* [REQUIRED WORK]: Nothing may be dropped or altered: reproduce all the data.

=======

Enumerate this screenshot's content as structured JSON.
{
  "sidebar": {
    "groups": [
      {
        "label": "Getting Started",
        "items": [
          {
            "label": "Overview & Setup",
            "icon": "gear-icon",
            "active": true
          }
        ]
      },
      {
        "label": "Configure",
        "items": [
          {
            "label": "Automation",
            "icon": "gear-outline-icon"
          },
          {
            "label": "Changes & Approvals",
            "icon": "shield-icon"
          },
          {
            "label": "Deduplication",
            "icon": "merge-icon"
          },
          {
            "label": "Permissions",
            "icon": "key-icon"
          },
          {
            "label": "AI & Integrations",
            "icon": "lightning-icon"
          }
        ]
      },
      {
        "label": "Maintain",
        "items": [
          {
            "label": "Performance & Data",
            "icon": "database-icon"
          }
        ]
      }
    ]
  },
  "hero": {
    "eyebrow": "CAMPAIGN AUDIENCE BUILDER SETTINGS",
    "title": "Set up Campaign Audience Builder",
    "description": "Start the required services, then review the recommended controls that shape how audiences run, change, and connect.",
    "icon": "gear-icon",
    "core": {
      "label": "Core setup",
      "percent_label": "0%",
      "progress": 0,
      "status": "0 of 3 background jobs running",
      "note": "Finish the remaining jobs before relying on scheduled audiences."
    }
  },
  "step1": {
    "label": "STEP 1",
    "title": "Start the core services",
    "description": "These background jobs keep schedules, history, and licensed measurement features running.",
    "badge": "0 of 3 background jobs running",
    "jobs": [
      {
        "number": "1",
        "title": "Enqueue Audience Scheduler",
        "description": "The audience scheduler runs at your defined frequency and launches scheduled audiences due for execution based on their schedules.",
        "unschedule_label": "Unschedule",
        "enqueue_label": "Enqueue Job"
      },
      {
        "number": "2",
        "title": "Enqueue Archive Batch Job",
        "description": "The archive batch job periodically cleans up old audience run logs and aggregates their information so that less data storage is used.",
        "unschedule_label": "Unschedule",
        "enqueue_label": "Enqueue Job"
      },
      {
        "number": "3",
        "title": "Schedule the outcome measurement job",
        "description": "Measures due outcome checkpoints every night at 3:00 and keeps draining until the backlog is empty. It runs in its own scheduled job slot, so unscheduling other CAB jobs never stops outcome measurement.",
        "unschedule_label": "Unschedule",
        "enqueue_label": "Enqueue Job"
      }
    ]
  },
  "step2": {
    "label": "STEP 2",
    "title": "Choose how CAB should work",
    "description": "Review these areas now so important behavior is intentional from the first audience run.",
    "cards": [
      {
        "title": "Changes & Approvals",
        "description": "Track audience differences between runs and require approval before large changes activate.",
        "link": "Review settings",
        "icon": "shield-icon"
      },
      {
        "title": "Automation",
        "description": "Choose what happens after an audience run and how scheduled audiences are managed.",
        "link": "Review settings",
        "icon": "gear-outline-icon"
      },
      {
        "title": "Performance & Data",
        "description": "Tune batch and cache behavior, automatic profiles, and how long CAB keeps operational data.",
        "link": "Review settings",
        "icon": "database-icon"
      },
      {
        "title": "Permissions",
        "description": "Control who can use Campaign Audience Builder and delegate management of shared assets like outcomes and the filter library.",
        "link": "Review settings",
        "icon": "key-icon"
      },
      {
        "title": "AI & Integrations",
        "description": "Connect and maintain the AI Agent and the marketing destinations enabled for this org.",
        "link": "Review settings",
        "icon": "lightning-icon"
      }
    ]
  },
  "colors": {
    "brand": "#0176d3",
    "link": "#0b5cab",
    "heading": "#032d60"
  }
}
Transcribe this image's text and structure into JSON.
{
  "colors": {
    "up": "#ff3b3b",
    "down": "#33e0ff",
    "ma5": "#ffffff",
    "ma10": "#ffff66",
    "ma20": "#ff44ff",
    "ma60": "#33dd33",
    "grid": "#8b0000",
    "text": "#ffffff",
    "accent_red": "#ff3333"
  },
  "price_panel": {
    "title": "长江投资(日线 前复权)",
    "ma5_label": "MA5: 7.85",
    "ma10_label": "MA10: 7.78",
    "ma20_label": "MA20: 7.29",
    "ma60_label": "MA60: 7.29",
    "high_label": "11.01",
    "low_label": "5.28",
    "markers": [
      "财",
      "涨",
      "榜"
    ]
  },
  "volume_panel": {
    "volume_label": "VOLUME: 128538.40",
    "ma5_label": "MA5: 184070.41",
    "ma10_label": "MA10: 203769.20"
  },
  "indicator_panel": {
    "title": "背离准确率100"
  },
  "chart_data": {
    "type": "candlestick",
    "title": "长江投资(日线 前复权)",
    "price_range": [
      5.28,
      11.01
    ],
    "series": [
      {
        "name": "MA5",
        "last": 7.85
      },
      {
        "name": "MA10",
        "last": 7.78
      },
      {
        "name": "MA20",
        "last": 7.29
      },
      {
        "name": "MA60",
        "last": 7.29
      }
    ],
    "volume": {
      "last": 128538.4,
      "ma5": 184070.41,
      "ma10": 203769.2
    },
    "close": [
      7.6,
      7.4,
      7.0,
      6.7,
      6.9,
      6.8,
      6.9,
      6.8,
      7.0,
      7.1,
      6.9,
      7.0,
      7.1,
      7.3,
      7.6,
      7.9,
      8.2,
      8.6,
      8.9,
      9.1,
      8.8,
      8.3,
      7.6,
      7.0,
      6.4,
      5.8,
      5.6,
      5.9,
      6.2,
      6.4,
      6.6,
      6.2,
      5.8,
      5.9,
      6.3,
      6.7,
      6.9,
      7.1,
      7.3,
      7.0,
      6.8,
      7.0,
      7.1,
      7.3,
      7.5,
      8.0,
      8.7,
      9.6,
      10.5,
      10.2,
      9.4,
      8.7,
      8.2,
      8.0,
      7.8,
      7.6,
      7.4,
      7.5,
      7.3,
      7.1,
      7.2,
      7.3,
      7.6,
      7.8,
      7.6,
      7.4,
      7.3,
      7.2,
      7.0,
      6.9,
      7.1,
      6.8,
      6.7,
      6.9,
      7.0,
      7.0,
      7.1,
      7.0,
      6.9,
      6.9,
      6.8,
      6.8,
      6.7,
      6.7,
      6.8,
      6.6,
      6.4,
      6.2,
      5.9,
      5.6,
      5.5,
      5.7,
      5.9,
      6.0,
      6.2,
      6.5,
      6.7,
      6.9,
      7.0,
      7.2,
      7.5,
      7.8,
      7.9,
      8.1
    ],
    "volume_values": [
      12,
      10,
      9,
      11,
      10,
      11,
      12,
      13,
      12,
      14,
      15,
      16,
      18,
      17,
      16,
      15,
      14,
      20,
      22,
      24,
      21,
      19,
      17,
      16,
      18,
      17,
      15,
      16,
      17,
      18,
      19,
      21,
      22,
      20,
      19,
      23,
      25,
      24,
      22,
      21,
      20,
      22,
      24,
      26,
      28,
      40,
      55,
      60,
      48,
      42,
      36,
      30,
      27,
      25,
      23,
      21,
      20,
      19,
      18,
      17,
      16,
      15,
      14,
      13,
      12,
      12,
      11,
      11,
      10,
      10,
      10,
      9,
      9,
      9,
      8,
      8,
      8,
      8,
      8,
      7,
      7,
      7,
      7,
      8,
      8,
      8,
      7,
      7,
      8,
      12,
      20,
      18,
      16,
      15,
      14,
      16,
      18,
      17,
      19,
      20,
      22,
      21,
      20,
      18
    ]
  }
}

=======

* [COMPLETED TASK]:
Enumerate this screenshot's content as structured JSON.
{
  "sidebar": {
    "groups": [
      {
        "label": "Getting Started",
        "items": [
          {
            "label": "Overview & Setup",
            "icon": "gear-icon",
            "active": true
          }
        ]
      },
      {
        "label": "Configure",
        "items": [
          {
            "label": "Automation",
            "icon": "gear-outline-icon"
          },
          {
            "label": "Changes & Approvals",
            "icon": "shield-icon"
          },
          {
            "label": "Deduplication",
            "icon": "merge-icon"
          },
          {
            "label": "Permissions",
            "icon": "key-icon"
          },
          {
            "label": "AI & Integrations",
            "icon": "lightning-icon"
          }
        ]
      },
      {
        "label": "Maintain",
        "items": [
          {
            "label": "Performance & Data",
            "icon": "database-icon"
          }
        ]
      }
    ]
  },
  "hero": {
    "eyebrow": "CAMPAIGN AUDIENCE BUILDER SETTINGS",
    "title": "Set up Campaign Audience Builder",
    "description": "Start the required services, then review the recommended controls that shape how audiences run, change, and connect.",
    "icon": "gear-icon",
    "core": {
      "label": "Core setup",
      "percent_label": "0%",
      "progress": 0,
      "status": "0 of 3 background jobs running",
      "note": "Finish the remaining jobs before relying on scheduled audiences."
    }
  },
  "step1": {
    "label": "STEP 1",
    "title": "Start the core services",
    "description": "These background jobs keep schedules, history, and licensed measurement features running.",
    "badge": "0 of 3 background jobs running",
    "jobs": [
      {
        "number": "1",
        "title": "Enqueue Audience Scheduler",
        "description": "The audience scheduler runs at your defined frequency and launches scheduled audiences due for execution based on their schedules.",
        "unschedule_label": "Unschedule",
        "enqueue_label": "Enqueue Job"
      },
      {
        "number": "2",
        "title": "Enqueue Archive Batch Job",
        "description": "The archive batch job periodically cleans up old audience run logs and aggregates their information so that less data storage is used.",
        "unschedule_label": "Unschedule",
        "enqueue_label": "Enqueue Job"
      },
      {
        "number": "3",
        "title": "Schedule the outcome measurement job",
        "description": "Measures due outcome checkpoints every night at 3:00 and keeps draining until the backlog is empty. It runs in its own scheduled job slot, so unscheduling other CAB jobs never stops outcome measurement.",
        "unschedule_label": "Unschedule",
        "enqueue_label": "Enqueue Job"
      }
    ]
  },
  "step2": {
    "label": "STEP 2",
    "title": "Choose how CAB should work",
    "description": "Review these areas now so important behavior is intentional from the first audience run.",
    "cards": [
      {
        "title": "Changes & Approvals",
        "description": "Track audience differences between runs and require approval before large changes activate.",
        "link": "Review settings",
        "icon": "shield-icon"
      },
      {
        "title": "Automation",
        "description": "Choose what happens after an audience run and how scheduled audiences are managed.",
        "link": "Review settings",
        "icon": "gear-outline-icon"
      },
      {
        "title": "Performance & Data",
        "description": "Tune batch and cache behavior, automatic profiles, and how long CAB keeps operational data.",
        "link": "Review settings",
        "icon": "database-icon"
      },
      {
        "title": "Permissions",
        "description": "Control who can use Campaign Audience Builder and delegate management of shared assets like outcomes and the filter library.",
        "link": "Review settings",
        "icon": "key-icon"
      },
      {
        "title": "AI & Integrations",
        "description": "Connect and maintain the AI Agent and the marketing destinations enabled for this org.",
        "link": "Review settings",
        "icon": "lightning-icon"
      }
    ]
  },
  "colors": {
    "brand": "#0176d3",
    "link": "#0b5cab",
    "heading": "#032d60"
  }
}
Transcribe this image's text and structure into JSON.
{
  "colors": {
    "up": "#ff3b3b",
    "down": "#33e0ff",
    "ma5": "#ffffff",
    "ma10": "#ffff66",
    "ma20": "#ff44ff",
    "ma60": "#33dd33",
    "grid": "#8b0000",
    "text": "#ffffff",
    "accent_red": "#ff3333"
  },
  "price_panel": {
    "title": "长江投资(日线 前复权)",
    "ma5_label": "MA5: 7.85",
    "ma10_label": "MA10: 7.78",
    "ma20_label": "MA20: 7.29",
    "ma60_label": "MA60: 7.29",
    "high_label": "11.01",
    "low_label": "5.28",
    "markers": [
      "财",
      "涨",
      "榜"
    ]
  },
  "volume_panel": {
    "volume_label": "VOLUME: 128538.40",
    "ma5_label": "MA5: 184070.41",
    "ma10_label": "MA10: 203769.20"
  },
  "indicator_panel": {
    "title": "背离准确率100"
  },
  "chart_data": {
    "type": "candlestick",
    "title": "长江投资(日线 前复权)",
    "price_range": [
      5.28,
      11.01
    ],
    "series": [
      {
        "name": "MA5",
        "last": 7.85
      },
      {
        "name": "MA10",
        "last": 7.78
      },
      {
        "name": "MA20",
        "last": 7.29
      },
      {
        "name": "MA60",
        "last": 7.29
      }
    ],
    "volume": {
      "last": 128538.4,
      "ma5": 184070.41,
      "ma10": 203769.2
    },
    "close": [
      7.6,
      7.4,
      7.0,
      6.7,
      6.9,
      6.8,
      6.9,
      6.8,
      7.0,
      7.1,
      6.9,
      7.0,
      7.1,
      7.3,
      7.6,
      7.9,
      8.2,
      8.6,
      8.9,
      9.1,
      8.8,
      8.3,
      7.6,
      7.0,
      6.4,
      5.8,
      5.6,
      5.9,
      6.2,
      6.4,
      6.6,
      6.2,
      5.8,
      5.9,
      6.3,
      6.7,
      6.9,
      7.1,
      7.3,
      7.0,
      6.8,
      7.0,
      7.1,
      7.3,
      7.5,
      8.0,
      8.7,
      9.6,
      10.5,
      10.2,
      9.4,
      8.7,
      8.2,
      8.0,
      7.8,
      7.6,
      7.4,
      7.5,
      7.3,
      7.1,
      7.2,
      7.3,
      7.6,
      7.8,
      7.6,
      7.4,
      7.3,
      7.2,
      7.0,
      6.9,
      7.1,
      6.8,
      6.7,
      6.9,
      7.0,
      7.0,
      7.1,
      7.0,
      6.9,
      6.9,
      6.8,
      6.8,
      6.7,
      6.7,
      6.8,
      6.6,
      6.4,
      6.2,
      5.9,
      5.6,
      5.5,
      5.7,
      5.9,
      6.0,
      6.2,
      6.5,
      6.7,
      6.9,
      7.0,
      7.2,
      7.5,
      7.8,
      7.9,
      8.1
    ],
    "volume_values": [
      12,
      10,
      9,
      11,
      10,
      11,
      12,
      13,
      12,
      14,
      15,
      16,
      18,
      17,
      16,
      15,
      14,
      20,
      22,
      24,
      21,
      19,
      17,
      16,
      18,
      17,
      15,
      16,
      17,
      18,
      19,
      21,
      22,
      20,
      19,
      23,
      25,
      24,
      22,
      21,
      20,
      22,
      24,
      26,
      28,
      40,
      55,
      60,
      48,
      42,
      36,
      30,
      27,
      25,
      23,
      21,
      20,
      19,
      18,
      17,
      16,
      15,
      14,
      13,
      12,
      12,
      11,
      11,
      10,
      10,
      10,
      9,
      9,
      9,
      8,
      8,
      8,
      8,
      8,
      7,
      7,
      7,
      7,
      8,
      8,
      8,
      7,
      7,
      8,
      12,
      20,
      18,
      16,
      15,
      14,
      16,
      18,
      17,
      19,
      20,
      22,
      21,
      20,
      18
    ]
  }
}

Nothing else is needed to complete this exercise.